◆ Dataset content:

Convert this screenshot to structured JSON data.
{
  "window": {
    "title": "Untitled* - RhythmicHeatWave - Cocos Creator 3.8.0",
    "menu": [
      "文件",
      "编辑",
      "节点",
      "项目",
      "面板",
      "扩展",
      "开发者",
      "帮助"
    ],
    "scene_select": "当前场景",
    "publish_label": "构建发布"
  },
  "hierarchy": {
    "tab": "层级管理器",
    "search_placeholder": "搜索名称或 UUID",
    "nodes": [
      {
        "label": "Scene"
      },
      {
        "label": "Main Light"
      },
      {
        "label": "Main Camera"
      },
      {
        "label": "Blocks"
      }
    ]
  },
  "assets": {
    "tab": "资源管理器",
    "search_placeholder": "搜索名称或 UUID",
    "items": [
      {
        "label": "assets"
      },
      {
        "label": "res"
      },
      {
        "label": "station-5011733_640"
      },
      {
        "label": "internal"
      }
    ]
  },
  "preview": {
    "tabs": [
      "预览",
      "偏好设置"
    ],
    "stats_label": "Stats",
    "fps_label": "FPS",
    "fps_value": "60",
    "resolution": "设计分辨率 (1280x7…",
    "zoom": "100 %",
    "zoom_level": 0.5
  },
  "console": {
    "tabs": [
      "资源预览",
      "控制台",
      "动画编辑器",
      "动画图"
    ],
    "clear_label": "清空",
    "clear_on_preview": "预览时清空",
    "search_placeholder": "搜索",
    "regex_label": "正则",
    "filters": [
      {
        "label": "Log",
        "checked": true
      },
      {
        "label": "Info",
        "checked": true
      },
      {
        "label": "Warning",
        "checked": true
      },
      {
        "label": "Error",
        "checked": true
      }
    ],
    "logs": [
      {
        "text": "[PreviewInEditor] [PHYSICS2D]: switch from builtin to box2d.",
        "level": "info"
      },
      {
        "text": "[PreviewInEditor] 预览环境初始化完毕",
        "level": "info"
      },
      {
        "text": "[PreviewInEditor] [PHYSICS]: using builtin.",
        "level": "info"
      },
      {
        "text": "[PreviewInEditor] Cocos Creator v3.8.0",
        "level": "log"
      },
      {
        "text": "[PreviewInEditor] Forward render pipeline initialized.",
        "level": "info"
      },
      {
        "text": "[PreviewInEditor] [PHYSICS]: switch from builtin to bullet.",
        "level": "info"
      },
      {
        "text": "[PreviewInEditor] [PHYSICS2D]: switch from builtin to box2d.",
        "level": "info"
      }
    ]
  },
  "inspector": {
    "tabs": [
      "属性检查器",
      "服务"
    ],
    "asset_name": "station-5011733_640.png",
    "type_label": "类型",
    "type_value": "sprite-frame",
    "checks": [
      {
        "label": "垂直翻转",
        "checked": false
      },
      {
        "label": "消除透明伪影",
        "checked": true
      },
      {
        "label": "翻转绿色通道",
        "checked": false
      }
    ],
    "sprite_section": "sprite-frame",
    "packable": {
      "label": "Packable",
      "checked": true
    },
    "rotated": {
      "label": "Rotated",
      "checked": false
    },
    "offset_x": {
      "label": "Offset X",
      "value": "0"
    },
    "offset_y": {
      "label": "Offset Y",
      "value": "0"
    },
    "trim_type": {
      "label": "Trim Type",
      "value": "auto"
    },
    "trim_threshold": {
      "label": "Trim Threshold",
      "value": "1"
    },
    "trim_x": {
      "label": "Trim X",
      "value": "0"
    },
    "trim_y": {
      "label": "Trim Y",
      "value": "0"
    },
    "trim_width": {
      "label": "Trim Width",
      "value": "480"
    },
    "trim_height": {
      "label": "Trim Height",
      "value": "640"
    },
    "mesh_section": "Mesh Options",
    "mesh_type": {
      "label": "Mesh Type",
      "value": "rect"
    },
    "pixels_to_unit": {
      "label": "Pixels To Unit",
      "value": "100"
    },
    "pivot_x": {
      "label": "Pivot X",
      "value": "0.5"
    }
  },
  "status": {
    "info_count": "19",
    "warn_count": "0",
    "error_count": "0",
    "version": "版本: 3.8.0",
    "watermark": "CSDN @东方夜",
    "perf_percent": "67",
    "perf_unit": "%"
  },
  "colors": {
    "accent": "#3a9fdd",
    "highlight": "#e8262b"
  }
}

◆ Written problem: Take the entries and copy them out exactly.

◆ Exercise response:
Convert this screenshot to structured JSON data.
{
  "window": {
    "title": "Untitled* - RhythmicHeatWave - Cocos Creator 3.8.0",
    "menu": [
      "文件",
      "编辑",
      "节点",
      "项目",
      "面板",
      "扩展",
      "开发者",
      "帮助"
    ],
    "scene_select": "当前场景",
    "publish_label": "构建发布"
  },
  "hierarchy": {
    "tab": "层级管理器",
    "search_placeholder": "搜索名称或 UUID",
    "nodes": [
      {
        "label": "Scene"
      },
      {
        "label": "Main Light"
      },
      {
        "label": "Main Camera"
      },
      {
        "label": "Blocks"
      }
    ]
  },
  "assets": {
    "tab": "资源管理器",
    "search_placeholder": "搜索名称或 UUID",
    "items": [
      {
        "label": "assets"
      },
      {
        "label": "res"
      },
      {
        "label": "station-5011733_640"
      },
      {
        "label": "internal"
      }
    ]
  },
  "preview": {
    "tabs": [
      "预览",
      "偏好设置"
    ],
    "stats_label": "Stats",
    "fps_label": "FPS",
    "fps_value": "60",
    "resolution": "设计分辨率 (1280x7…",
    "zoom": "100 %",
    "zoom_level": 0.5
  },
  "console": {
    "tabs": [
      "资源预览",
      "控制台",
      "动画编辑器",
      "动画图"
    ],
    "clear_label": "清空",
    "clear_on_preview": "预览时清空",
    "search_placeholder": "搜索",
    "regex_label": "正则",
    "filters": [
      {
        "label": "Log",
        "checked": true
      },
      {
        "label": "Info",
        "checked": true
      },
      {
        "label": "Warning",
        "checked": true
      },
      {
        "label": "Error",
        "checked": true
      }
    ],
    "logs": [
      {
        "text": "[PreviewInEditor] [PHYSICS2D]: switch from builtin to box2d.",
        "level": "info"
      },
      {
        "text": "[PreviewInEditor] 预览环境初始化完毕",
        "level": "info"
      },
      {
        "text": "[PreviewInEditor] [PHYSICS]: using builtin.",
        "level": "info"
      },
      {
        "text": "[PreviewInEditor] Cocos Creator v3.8.0",
        "level": "log"
      },
      {
        "text": "[PreviewInEditor] Forward render pipeline initialized.",
        "level": "info"
      },
      {
        "text": "[PreviewInEditor] [PHYSICS]: switch from builtin to bullet.",
        "level": "info"
      },
      {
        "text": "[PreviewInEditor] [PHYSICS2D]: switch from builtin to box2d.",
        "level": "info"
      }
    ]
  },
  "inspector": {
    "tabs": [
      "属性检查器",
      "服务"
    ],
    "asset_name": "station-5011733_640.png",
    "type_label": "类型",
    "type_value": "sprite-frame",
    "checks": [
      {
        "label": "垂直翻转",
        "checked": false
      },
      {
        "label": "消除透明伪影",
        "checked": true
      },
      {
        "label": "翻转绿色通道",
        "checked": false
      }
    ],
    "sprite_section": "sprite-frame",
    "packable": {
      "label": "Packable",
      "checked": true
    },
    "rotated": {
      "label": "Rotated",
      "checked": false
    },
    "offset_x": {
      "label": "Offset X",
      "value": "0"
    },
    "offset_y": {
      "label": "Offset Y",
      "value": "0"
    },
    "trim_type": {
      "label": "Trim Type",
      "value": "auto"
    },
    "trim_threshold": {
      "label": "Trim Threshold",
      "value": "1"
    },
    "trim_x": {
      "label": "Trim X",
      "value": "0"
    },
    "trim_y": {
      "label": "Trim Y",
      "value": "0"
    },
    "trim_width": {
      "label": "Trim Width",
      "value": "480"
    },
    "trim_height": {
      "label": "Trim Height",
      "value": "640"
    },
    "mesh_section": "Mesh Options",
    "mesh_type": {
      "label": "Mesh Type",
      "value": "rect"
    },
    "pixels_to_unit": {
      "label": "Pixels To Unit",
      "value": "100"
    },
    "pivot_x": {
      "label": "Pivot X",
      "value": "0.5"
    }
  },
  "status": {
    "info_count": "19",
    "warn_count": "0",
    "error_count": "0",
    "version": "版本: 3.8.0",
    "watermark": "CSDN @东方夜",
    "perf_percent": "67",
    "perf_unit": "%"
  },
  "colors": {
    "accent": "#3a9fdd",
    "highlight": "#e8262b"
  }
}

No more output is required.